What you should do:
Write out the records word for word, from the line with "svg-text:17.71: 17.71 <box>412" up to and including the line with "svg-text:комната: комната <box>167".

Task data:
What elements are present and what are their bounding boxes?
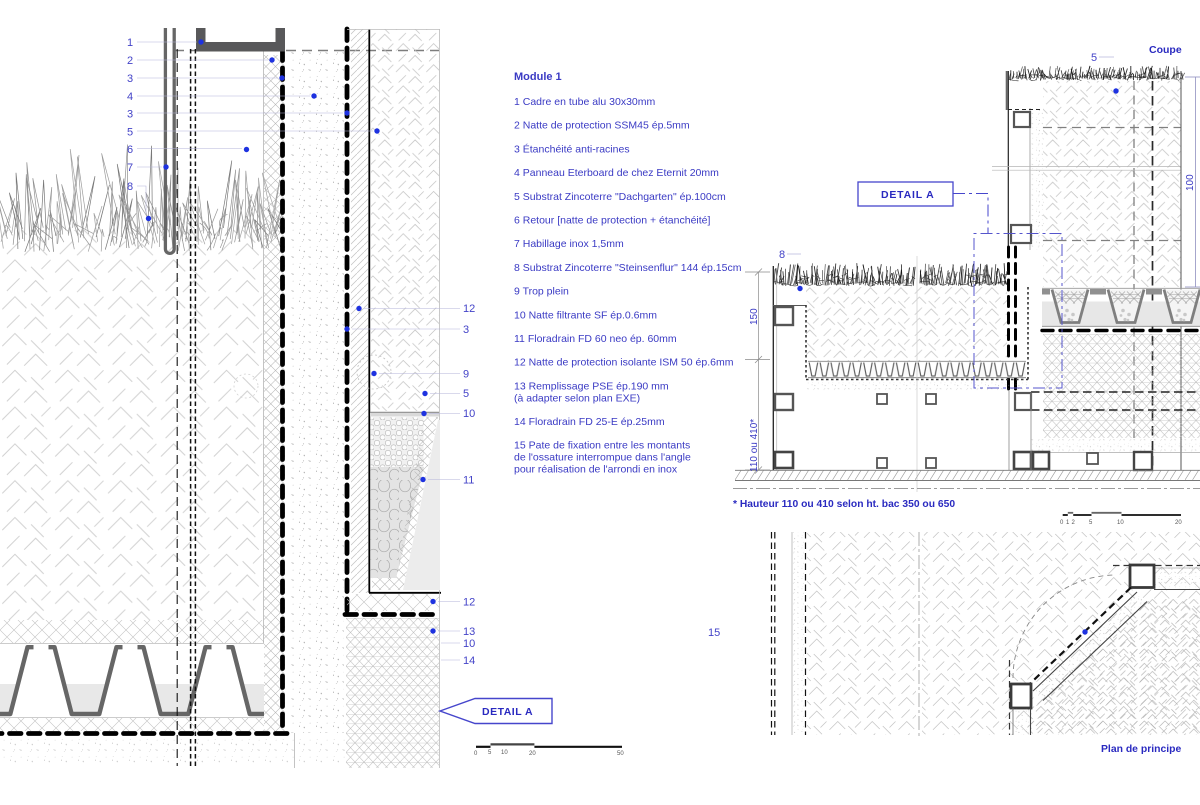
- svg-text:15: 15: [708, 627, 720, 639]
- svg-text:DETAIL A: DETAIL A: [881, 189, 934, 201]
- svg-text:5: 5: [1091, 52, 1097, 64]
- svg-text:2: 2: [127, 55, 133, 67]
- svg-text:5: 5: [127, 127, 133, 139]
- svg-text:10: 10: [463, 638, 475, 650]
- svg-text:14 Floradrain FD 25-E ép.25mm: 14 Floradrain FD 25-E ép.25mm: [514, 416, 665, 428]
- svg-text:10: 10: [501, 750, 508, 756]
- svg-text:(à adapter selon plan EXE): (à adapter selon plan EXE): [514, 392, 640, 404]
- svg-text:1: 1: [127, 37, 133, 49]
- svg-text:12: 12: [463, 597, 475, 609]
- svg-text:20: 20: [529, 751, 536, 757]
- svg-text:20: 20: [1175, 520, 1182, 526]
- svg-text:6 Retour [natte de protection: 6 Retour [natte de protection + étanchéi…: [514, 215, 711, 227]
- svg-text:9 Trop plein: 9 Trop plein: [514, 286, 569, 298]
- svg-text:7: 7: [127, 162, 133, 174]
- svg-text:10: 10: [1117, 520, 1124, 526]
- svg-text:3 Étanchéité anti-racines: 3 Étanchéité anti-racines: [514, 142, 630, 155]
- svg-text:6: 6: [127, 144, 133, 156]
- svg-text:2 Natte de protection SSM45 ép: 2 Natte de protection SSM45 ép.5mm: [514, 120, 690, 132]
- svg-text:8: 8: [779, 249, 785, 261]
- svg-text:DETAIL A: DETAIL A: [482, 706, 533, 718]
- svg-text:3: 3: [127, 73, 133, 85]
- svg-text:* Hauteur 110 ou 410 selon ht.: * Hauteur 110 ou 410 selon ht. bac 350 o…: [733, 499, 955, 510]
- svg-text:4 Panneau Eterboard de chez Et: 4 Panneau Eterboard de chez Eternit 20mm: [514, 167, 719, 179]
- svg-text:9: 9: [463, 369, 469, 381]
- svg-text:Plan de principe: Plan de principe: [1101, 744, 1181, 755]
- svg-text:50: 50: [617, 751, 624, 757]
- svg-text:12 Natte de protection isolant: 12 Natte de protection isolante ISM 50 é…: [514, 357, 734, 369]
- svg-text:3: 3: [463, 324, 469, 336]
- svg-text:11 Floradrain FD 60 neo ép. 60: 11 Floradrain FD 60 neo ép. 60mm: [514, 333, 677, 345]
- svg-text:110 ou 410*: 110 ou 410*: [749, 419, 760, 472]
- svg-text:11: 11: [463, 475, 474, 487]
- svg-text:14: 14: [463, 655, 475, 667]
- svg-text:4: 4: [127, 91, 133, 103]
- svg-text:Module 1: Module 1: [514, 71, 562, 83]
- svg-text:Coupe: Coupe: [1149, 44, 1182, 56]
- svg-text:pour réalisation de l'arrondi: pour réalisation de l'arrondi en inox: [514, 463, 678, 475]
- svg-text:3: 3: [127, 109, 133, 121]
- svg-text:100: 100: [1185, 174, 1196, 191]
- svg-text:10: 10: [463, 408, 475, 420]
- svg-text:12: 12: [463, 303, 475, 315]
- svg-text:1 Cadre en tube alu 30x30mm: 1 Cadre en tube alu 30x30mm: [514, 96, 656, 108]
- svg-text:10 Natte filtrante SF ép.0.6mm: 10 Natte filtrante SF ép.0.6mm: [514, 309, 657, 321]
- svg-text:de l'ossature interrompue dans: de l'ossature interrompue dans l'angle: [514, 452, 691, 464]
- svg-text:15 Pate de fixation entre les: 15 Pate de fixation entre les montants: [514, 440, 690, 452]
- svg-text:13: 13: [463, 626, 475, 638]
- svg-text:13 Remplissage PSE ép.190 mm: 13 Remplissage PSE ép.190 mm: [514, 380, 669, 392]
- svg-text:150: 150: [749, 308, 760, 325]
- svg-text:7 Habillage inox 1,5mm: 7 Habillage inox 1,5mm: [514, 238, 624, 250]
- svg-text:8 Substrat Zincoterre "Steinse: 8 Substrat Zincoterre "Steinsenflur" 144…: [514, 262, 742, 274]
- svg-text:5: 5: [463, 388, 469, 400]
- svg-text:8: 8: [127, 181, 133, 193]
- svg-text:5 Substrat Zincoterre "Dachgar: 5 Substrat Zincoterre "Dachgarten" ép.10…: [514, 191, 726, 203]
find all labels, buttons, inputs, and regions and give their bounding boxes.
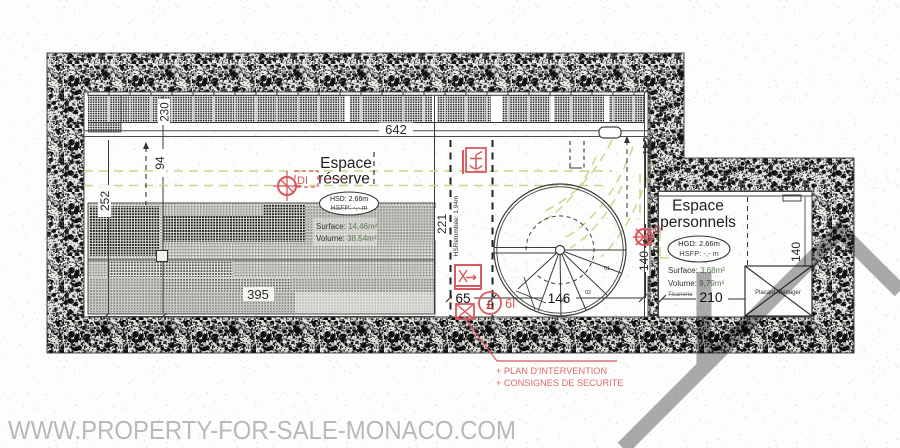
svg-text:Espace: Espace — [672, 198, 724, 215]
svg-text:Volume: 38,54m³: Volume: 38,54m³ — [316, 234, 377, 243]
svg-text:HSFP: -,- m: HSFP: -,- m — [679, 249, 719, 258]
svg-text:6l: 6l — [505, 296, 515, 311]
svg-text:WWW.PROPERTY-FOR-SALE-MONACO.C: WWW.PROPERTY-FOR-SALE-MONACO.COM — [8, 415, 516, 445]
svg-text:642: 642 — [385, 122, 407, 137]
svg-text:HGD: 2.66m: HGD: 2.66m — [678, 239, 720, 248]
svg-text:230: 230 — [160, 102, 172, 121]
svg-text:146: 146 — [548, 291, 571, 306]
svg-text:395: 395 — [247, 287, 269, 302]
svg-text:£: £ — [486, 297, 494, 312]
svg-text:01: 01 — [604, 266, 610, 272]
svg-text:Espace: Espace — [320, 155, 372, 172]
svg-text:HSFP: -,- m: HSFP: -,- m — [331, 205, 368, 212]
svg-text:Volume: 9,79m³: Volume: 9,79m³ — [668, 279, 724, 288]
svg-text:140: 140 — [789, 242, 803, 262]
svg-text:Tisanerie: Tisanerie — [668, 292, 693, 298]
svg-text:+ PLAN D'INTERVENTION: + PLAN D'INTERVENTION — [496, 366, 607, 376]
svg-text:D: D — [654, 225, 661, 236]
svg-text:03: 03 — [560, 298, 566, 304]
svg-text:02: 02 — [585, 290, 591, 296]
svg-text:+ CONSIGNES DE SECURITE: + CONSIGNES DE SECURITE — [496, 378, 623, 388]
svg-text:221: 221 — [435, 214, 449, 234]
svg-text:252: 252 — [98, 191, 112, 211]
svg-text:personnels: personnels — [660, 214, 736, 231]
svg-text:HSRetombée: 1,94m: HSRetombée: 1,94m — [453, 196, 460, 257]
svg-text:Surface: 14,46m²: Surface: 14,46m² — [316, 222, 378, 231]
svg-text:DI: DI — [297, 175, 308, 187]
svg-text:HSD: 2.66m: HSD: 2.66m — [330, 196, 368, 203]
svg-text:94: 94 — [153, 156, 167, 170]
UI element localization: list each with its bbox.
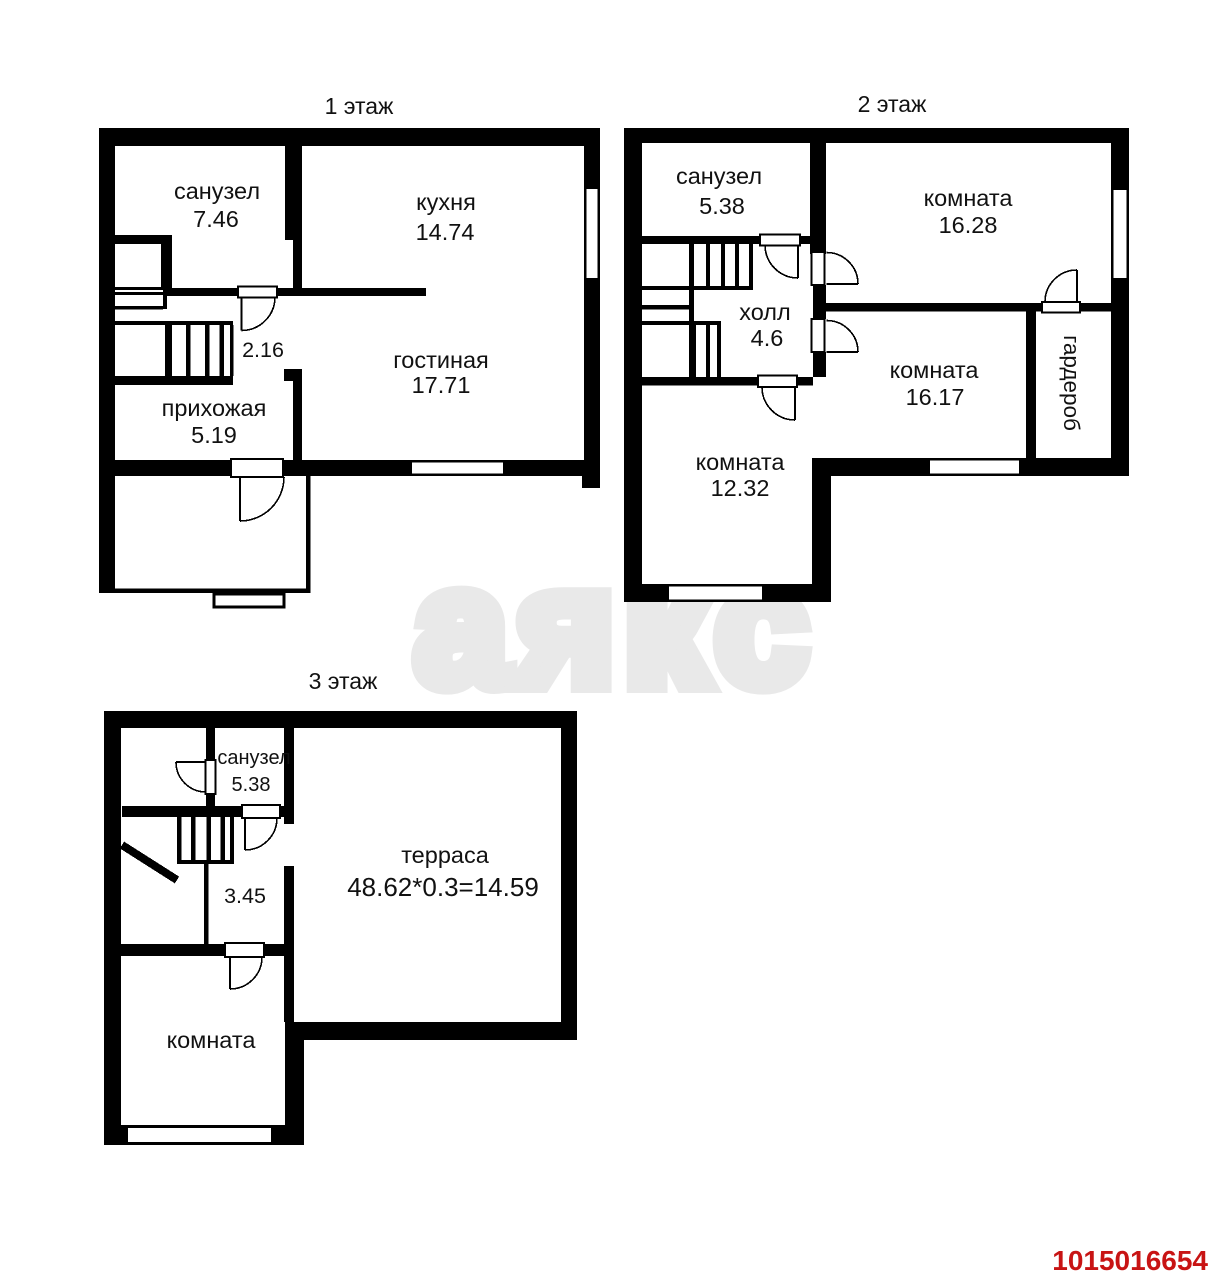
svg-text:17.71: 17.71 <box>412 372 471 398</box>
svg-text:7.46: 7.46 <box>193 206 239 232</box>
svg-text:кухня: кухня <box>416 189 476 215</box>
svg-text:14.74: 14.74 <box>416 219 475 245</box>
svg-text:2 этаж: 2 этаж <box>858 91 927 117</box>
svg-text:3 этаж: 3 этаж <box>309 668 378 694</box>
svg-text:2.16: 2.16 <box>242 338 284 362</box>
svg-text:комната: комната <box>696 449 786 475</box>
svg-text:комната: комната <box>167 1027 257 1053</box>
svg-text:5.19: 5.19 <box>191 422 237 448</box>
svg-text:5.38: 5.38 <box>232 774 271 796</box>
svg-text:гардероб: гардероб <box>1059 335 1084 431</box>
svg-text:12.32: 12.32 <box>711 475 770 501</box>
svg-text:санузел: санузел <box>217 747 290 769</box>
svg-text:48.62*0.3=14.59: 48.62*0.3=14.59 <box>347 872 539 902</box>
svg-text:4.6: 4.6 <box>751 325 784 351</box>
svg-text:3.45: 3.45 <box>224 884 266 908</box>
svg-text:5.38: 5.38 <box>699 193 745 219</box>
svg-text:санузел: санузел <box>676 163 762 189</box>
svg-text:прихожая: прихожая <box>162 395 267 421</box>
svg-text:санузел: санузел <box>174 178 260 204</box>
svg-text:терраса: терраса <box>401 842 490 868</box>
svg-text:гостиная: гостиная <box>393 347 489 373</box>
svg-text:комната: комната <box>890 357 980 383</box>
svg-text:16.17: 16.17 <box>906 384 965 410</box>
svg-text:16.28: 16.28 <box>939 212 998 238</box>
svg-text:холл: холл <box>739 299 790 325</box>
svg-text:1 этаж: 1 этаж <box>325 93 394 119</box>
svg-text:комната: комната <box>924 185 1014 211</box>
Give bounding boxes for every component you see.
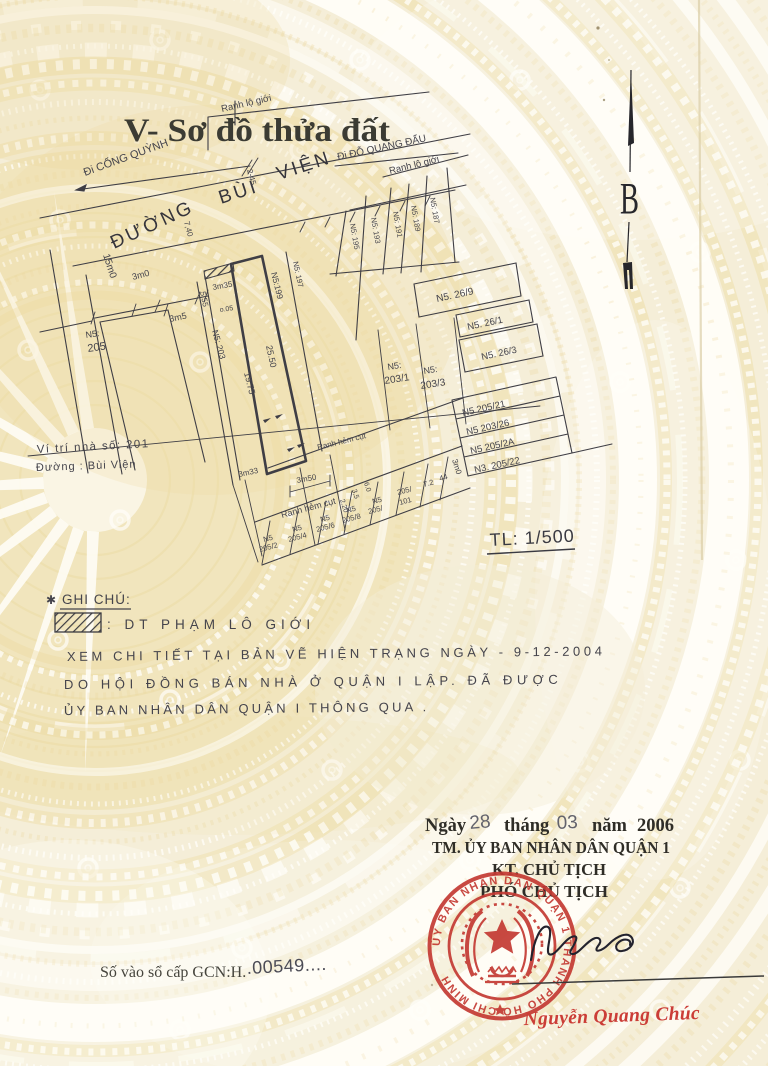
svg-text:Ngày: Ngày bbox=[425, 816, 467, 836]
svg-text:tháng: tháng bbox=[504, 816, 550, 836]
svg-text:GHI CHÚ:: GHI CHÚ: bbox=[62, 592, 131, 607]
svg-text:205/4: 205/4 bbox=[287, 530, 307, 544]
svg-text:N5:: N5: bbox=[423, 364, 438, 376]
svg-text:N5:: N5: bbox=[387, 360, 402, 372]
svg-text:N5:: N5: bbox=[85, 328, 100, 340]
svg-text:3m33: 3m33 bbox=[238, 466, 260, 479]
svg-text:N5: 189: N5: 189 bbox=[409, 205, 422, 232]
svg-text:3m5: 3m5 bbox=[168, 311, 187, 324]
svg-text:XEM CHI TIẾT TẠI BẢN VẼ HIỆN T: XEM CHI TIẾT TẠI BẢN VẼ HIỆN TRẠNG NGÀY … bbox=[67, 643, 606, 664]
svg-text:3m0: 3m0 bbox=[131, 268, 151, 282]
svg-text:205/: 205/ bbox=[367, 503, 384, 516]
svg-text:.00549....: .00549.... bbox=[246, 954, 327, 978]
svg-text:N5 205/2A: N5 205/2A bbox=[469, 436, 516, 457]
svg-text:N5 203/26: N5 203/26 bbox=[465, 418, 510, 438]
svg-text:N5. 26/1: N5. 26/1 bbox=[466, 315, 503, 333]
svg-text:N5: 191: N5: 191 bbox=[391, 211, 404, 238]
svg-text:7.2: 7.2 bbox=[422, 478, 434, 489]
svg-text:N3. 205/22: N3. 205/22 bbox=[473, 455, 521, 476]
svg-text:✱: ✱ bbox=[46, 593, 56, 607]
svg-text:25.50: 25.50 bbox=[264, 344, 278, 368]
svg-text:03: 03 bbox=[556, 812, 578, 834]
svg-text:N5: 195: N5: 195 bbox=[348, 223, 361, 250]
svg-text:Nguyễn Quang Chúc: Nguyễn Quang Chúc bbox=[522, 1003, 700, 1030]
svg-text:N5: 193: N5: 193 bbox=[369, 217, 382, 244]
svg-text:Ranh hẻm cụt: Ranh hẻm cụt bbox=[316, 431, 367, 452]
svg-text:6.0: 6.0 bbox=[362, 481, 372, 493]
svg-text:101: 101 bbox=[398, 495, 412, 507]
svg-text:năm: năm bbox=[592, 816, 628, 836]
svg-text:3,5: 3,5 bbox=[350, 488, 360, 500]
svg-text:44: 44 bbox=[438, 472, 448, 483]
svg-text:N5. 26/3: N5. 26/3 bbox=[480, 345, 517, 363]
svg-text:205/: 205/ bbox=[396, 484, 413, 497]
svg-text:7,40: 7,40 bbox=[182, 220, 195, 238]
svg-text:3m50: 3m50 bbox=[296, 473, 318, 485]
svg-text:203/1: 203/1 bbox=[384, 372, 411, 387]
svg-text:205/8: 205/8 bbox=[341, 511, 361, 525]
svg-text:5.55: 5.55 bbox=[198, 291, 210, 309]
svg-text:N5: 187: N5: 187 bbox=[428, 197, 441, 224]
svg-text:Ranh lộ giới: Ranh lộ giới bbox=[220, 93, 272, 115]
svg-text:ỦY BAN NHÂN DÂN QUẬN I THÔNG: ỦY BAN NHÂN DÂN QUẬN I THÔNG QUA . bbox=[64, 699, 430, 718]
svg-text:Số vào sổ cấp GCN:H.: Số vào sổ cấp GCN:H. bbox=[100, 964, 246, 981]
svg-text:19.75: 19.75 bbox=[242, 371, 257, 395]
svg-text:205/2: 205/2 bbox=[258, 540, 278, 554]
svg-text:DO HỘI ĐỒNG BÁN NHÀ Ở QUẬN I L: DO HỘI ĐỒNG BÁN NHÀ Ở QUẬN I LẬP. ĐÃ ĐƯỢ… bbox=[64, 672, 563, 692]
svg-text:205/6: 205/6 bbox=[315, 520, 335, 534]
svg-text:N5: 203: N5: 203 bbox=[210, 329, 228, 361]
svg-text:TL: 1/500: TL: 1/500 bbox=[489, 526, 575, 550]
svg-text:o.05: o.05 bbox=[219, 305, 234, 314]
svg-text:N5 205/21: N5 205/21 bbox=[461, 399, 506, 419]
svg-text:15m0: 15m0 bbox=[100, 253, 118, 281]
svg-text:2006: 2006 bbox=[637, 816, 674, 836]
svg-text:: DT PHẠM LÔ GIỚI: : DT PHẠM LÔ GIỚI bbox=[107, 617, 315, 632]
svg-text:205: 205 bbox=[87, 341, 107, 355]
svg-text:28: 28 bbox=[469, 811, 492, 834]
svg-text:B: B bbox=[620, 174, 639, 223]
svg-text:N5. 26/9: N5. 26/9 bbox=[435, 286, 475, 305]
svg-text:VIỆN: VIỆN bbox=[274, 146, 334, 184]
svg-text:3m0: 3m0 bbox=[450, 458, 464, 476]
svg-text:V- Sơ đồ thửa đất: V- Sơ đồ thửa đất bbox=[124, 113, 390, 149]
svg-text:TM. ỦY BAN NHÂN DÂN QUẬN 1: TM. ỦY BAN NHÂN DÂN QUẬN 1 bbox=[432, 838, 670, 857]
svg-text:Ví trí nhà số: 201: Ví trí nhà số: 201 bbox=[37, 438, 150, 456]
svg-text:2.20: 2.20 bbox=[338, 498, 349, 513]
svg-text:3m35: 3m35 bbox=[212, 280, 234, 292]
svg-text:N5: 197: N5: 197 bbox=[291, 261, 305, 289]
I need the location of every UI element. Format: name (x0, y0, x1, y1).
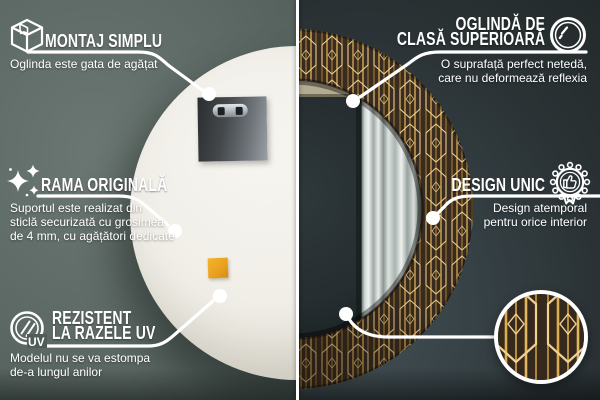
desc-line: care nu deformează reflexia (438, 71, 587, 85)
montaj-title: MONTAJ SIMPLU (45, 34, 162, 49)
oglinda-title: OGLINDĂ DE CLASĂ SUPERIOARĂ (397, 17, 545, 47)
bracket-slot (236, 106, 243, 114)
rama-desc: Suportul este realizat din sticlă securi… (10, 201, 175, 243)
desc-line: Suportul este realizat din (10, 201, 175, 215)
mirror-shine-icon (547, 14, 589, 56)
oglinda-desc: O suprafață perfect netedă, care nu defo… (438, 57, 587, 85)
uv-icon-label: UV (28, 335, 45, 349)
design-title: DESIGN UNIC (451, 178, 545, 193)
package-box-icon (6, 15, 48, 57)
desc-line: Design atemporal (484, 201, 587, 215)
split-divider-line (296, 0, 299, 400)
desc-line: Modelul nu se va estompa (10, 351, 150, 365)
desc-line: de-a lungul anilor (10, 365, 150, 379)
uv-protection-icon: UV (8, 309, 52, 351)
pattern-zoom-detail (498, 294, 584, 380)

Response to this exercise:
svg-text:17.71: 17.71 <box>412 372 471 398</box>
svg-text:7.46: 7.46 <box>193 206 239 232</box>
svg-text:кухня: кухня <box>416 189 476 215</box>
svg-text:14.74: 14.74 <box>416 219 475 245</box>
svg-text:2 этаж: 2 этаж <box>858 91 927 117</box>
svg-text:3 этаж: 3 этаж <box>309 668 378 694</box>
svg-text:2.16: 2.16 <box>242 338 284 362</box>
svg-text:комната: комната <box>696 449 786 475</box>
svg-text:комната: комната <box>167 1027 257 1053</box>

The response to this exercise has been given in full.